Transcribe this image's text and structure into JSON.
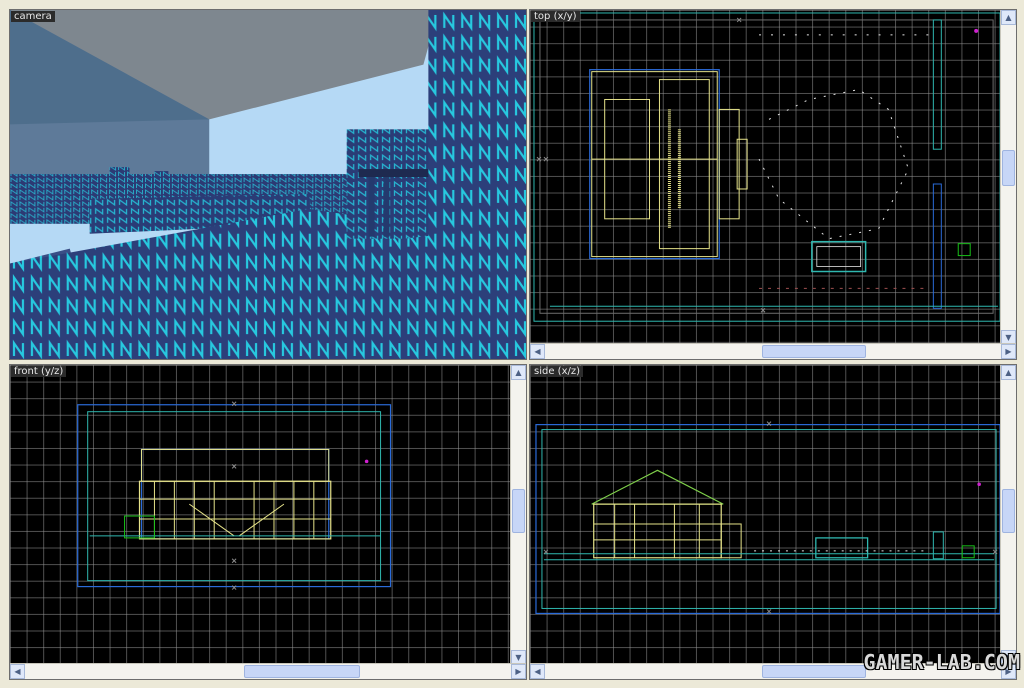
{
  "views": {
    "camera": {
      "label": "camera"
    },
    "top": {
      "label": "top (x/y)"
    },
    "front": {
      "label": "front (y/z)"
    },
    "side": {
      "label": "side (x/z)"
    }
  },
  "scrollbars": {
    "up_arrow": "▲",
    "down_arrow": "▼",
    "left_arrow": "◀",
    "right_arrow": "▶"
  },
  "watermark": "GAMER-LAB.COM",
  "colors": {
    "grid": "#8c8c8c",
    "outer_brush": "#2a6bd9",
    "inner_brush": "#2fb8b0",
    "house": "#e6e38a",
    "roof": "#7fd04a",
    "entity": "#18c018",
    "sky": "#b5d9f5",
    "ceiling": "#808890",
    "wall": "#2f4f8a",
    "texture": "#27c9df"
  },
  "icons": {
    "vertex": "small-square-icon",
    "brush_center": "x-cross-icon"
  }
}
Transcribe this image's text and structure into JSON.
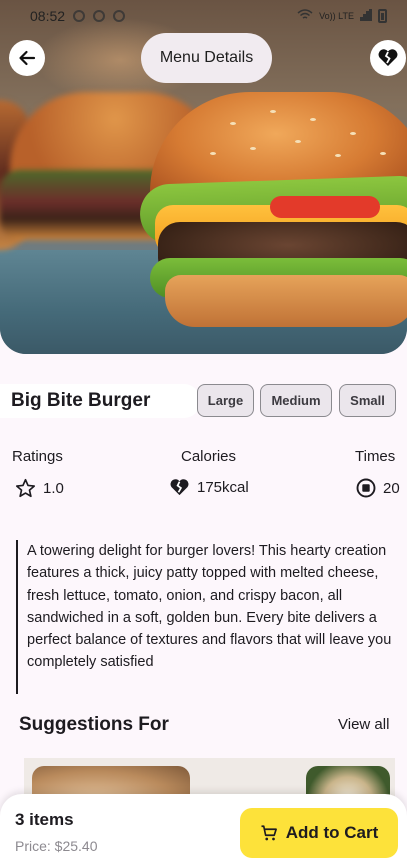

====

Can you repeat every record above exactly, apart from the pictures?

> _EXPECTED ANSWER_
Transcribe this image's text and structure into JSON.
{
  "views": {
    "camera": {
      "label": "camera"
    },
    "top": {
      "label": "top (x/y)"
    },
    "front": {
      "label": "front (y/z)"
    },
    "side": {
      "label": "side (x/z)"
    }
  },
  "scrollbars": {
    "up_arrow": "▲",
    "down_arrow": "▼",
    "left_arrow": "◀",
    "right_arrow": "▶"
  },
  "watermark": "GAMER-LAB.COM",
  "colors": {
    "grid": "#8c8c8c",
    "outer_brush": "#2a6bd9",
    "inner_brush": "#2fb8b0",
    "house": "#e6e38a",
    "roof": "#7fd04a",
    "entity": "#18c018",
    "sky": "#b5d9f5",
    "ceiling": "#808890",
    "wall": "#2f4f8a",
    "texture": "#27c9df"
  },
  "icons": {
    "vertex": "small-square-icon",
    "brush_center": "x-cross-icon"
  }
}
Transcribe this image's text and structure into JSON.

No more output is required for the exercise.